[Begin INPUT ROWS]

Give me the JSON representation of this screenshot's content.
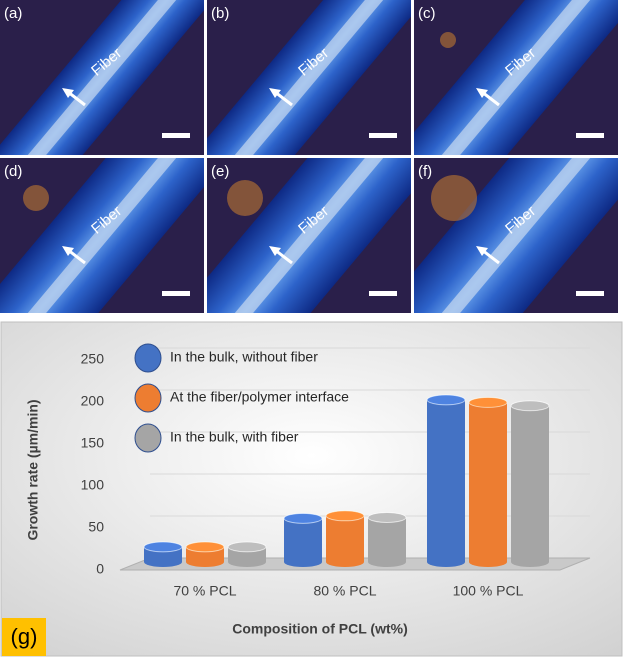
{
  "panels": [
    {
      "label": "(a)",
      "fiber": "Fiber"
    },
    {
      "label": "(b)",
      "fiber": "Fiber"
    },
    {
      "label": "(c)",
      "fiber": "Fiber"
    },
    {
      "label": "(d)",
      "fiber": "Fiber"
    },
    {
      "label": "(e)",
      "fiber": "Fiber"
    },
    {
      "label": "(f)",
      "fiber": "Fiber"
    }
  ],
  "chart_data": {
    "type": "bar",
    "label": "(g)",
    "x_label": "Composition of PCL (wt%)",
    "y_label": "Growth rate (µm/min)",
    "categories": [
      "70 % PCL",
      "80 % PCL",
      "100 % PCL"
    ],
    "series": [
      {
        "name": "In the bulk, without fiber",
        "color": "#4472c4",
        "values": [
          18,
          52,
          193
        ]
      },
      {
        "name": "At the fiber/polymer interface",
        "color": "#ed7d31",
        "values": [
          18,
          55,
          190
        ]
      },
      {
        "name": "In the bulk, with fiber",
        "color": "#a5a5a5",
        "values": [
          18,
          53,
          186
        ]
      }
    ],
    "ylim": [
      0,
      250
    ],
    "yticks": [
      0,
      50,
      100,
      150,
      200,
      250
    ],
    "grid": true
  }
}
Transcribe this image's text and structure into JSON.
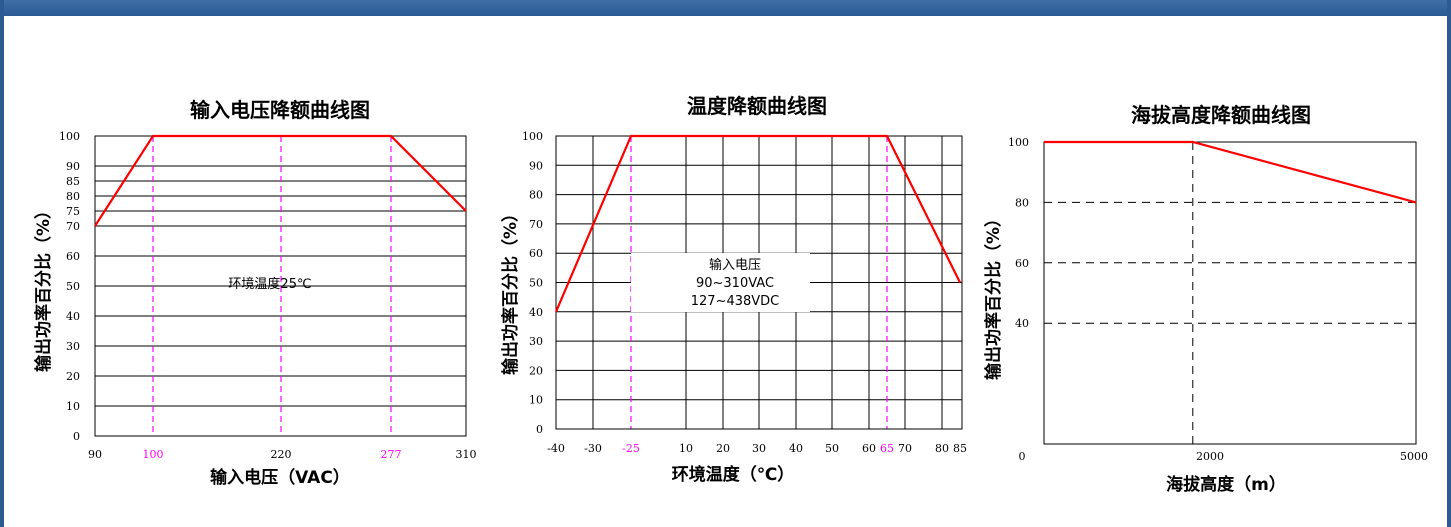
{
  "window": {
    "accent_color": "#2c5b94"
  },
  "chart_data": [
    {
      "type": "line",
      "title": "输入电压降额曲线图",
      "xlabel": "输入电压（VAC）",
      "ylabel": "输出功率百分比（%）",
      "x_ticks": [
        "90",
        "100",
        "220",
        "277",
        "310"
      ],
      "y_ticks": [
        "0",
        "10",
        "20",
        "30",
        "40",
        "50",
        "60",
        "70",
        "75",
        "80",
        "85",
        "90",
        "100"
      ],
      "xlim": [
        90,
        310
      ],
      "ylim": [
        0,
        100
      ],
      "grid": true,
      "highlight_x": [
        100,
        220,
        277
      ],
      "annotation": "环境温度25℃",
      "line_color": "#ff0000",
      "marker_color": "#ff00ff",
      "series": [
        {
          "x": [
            90,
            100,
            277,
            310
          ],
          "y": [
            70,
            100,
            100,
            75
          ]
        }
      ]
    },
    {
      "type": "line",
      "title": "温度降额曲线图",
      "xlabel": "环境温度（℃）",
      "ylabel": "输出功率百分比（%）",
      "x_ticks": [
        "-40",
        "-30",
        "-25",
        "10",
        "20",
        "30",
        "40",
        "50",
        "60",
        "65",
        "70",
        "80",
        "85"
      ],
      "y_ticks": [
        "0",
        "10",
        "20",
        "30",
        "40",
        "50",
        "60",
        "70",
        "80",
        "90",
        "100"
      ],
      "xlim": [
        -40,
        85
      ],
      "ylim": [
        0,
        100
      ],
      "grid": true,
      "highlight_x": [
        -25,
        65
      ],
      "annotation_lines": [
        "输入电压",
        "90~310VAC",
        "127~438VDC"
      ],
      "line_color": "#ff0000",
      "marker_color": "#ff00ff",
      "series": [
        {
          "x": [
            -40,
            -25,
            65,
            85
          ],
          "y": [
            40,
            100,
            100,
            50
          ]
        }
      ]
    },
    {
      "type": "line",
      "title": "海拔高度降额曲线图",
      "xlabel": "海拔高度（m）",
      "ylabel": "输出功率百分比（%）",
      "x_ticks": [
        "0",
        "2000",
        "5000"
      ],
      "y_ticks": [
        "40",
        "60",
        "80",
        "100"
      ],
      "xlim": [
        0,
        5000
      ],
      "ylim": [
        0,
        100
      ],
      "grid": "dashed",
      "line_color": "#ff0000",
      "series": [
        {
          "x": [
            0,
            2000,
            5000
          ],
          "y": [
            100,
            100,
            80
          ]
        }
      ]
    }
  ]
}
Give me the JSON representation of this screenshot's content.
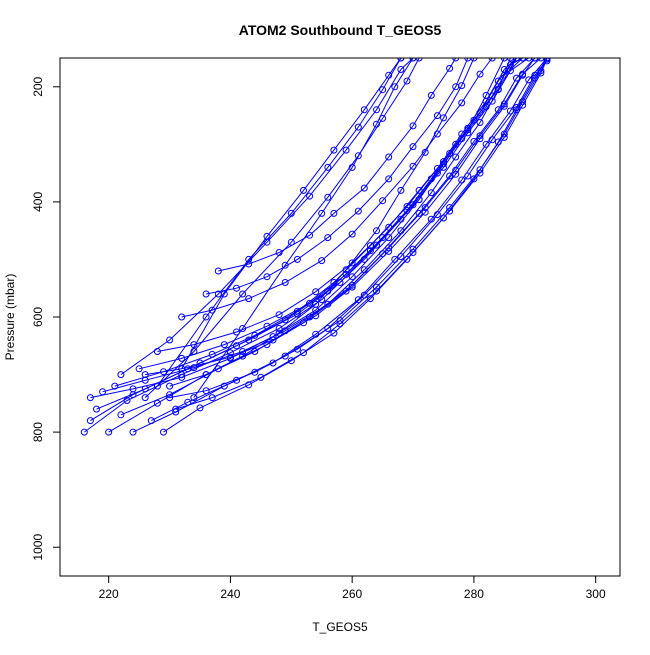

[End INPUT ROWS]

Restate the records word for word, omitting images.

Give me the JSON representation of this screenshot's content.
{
  "panels": [
    {
      "label": "(a)",
      "fiber": "Fiber"
    },
    {
      "label": "(b)",
      "fiber": "Fiber"
    },
    {
      "label": "(c)",
      "fiber": "Fiber"
    },
    {
      "label": "(d)",
      "fiber": "Fiber"
    },
    {
      "label": "(e)",
      "fiber": "Fiber"
    },
    {
      "label": "(f)",
      "fiber": "Fiber"
    }
  ],
  "chart_data": {
    "type": "bar",
    "label": "(g)",
    "x_label": "Composition of PCL (wt%)",
    "y_label": "Growth rate (µm/min)",
    "categories": [
      "70 % PCL",
      "80 % PCL",
      "100 % PCL"
    ],
    "series": [
      {
        "name": "In the bulk, without fiber",
        "color": "#4472c4",
        "values": [
          18,
          52,
          193
        ]
      },
      {
        "name": "At the fiber/polymer interface",
        "color": "#ed7d31",
        "values": [
          18,
          55,
          190
        ]
      },
      {
        "name": "In the bulk, with fiber",
        "color": "#a5a5a5",
        "values": [
          18,
          53,
          186
        ]
      }
    ],
    "ylim": [
      0,
      250
    ],
    "yticks": [
      0,
      50,
      100,
      150,
      200,
      250
    ],
    "grid": true
  }
}
Transcribe this image's text and structure into JSON.
{
  "window": {
    "accent_color": "#2c5b94"
  },
  "chart_data": [
    {
      "type": "line",
      "title": "输入电压降额曲线图",
      "xlabel": "输入电压（VAC）",
      "ylabel": "输出功率百分比（%）",
      "x_ticks": [
        "90",
        "100",
        "220",
        "277",
        "310"
      ],
      "y_ticks": [
        "0",
        "10",
        "20",
        "30",
        "40",
        "50",
        "60",
        "70",
        "75",
        "80",
        "85",
        "90",
        "100"
      ],
      "xlim": [
        90,
        310
      ],
      "ylim": [
        0,
        100
      ],
      "grid": true,
      "highlight_x": [
        100,
        220,
        277
      ],
      "annotation": "环境温度25℃",
      "line_color": "#ff0000",
      "marker_color": "#ff00ff",
      "series": [
        {
          "x": [
            90,
            100,
            277,
            310
          ],
          "y": [
            70,
            100,
            100,
            75
          ]
        }
      ]
    },
    {
      "type": "line",
      "title": "温度降额曲线图",
      "xlabel": "环境温度（℃）",
      "ylabel": "输出功率百分比（%）",
      "x_ticks": [
        "-40",
        "-30",
        "-25",
        "10",
        "20",
        "30",
        "40",
        "50",
        "60",
        "65",
        "70",
        "80",
        "85"
      ],
      "y_ticks": [
        "0",
        "10",
        "20",
        "30",
        "40",
        "50",
        "60",
        "70",
        "80",
        "90",
        "100"
      ],
      "xlim": [
        -40,
        85
      ],
      "ylim": [
        0,
        100
      ],
      "grid": true,
      "highlight_x": [
        -25,
        65
      ],
      "annotation_lines": [
        "输入电压",
        "90~310VAC",
        "127~438VDC"
      ],
      "line_color": "#ff0000",
      "marker_color": "#ff00ff",
      "series": [
        {
          "x": [
            -40,
            -25,
            65,
            85
          ],
          "y": [
            40,
            100,
            100,
            50
          ]
        }
      ]
    },
    {
      "type": "line",
      "title": "海拔高度降额曲线图",
      "xlabel": "海拔高度（m）",
      "ylabel": "输出功率百分比（%）",
      "x_ticks": [
        "0",
        "2000",
        "5000"
      ],
      "y_ticks": [
        "40",
        "60",
        "80",
        "100"
      ],
      "xlim": [
        0,
        5000
      ],
      "ylim": [
        0,
        100
      ],
      "grid": "dashed",
      "line_color": "#ff0000",
      "series": [
        {
          "x": [
            0,
            2000,
            5000
          ],
          "y": [
            100,
            100,
            80
          ]
        }
      ]
    }
  ]
}
Give me the JSON representation of this screenshot's content.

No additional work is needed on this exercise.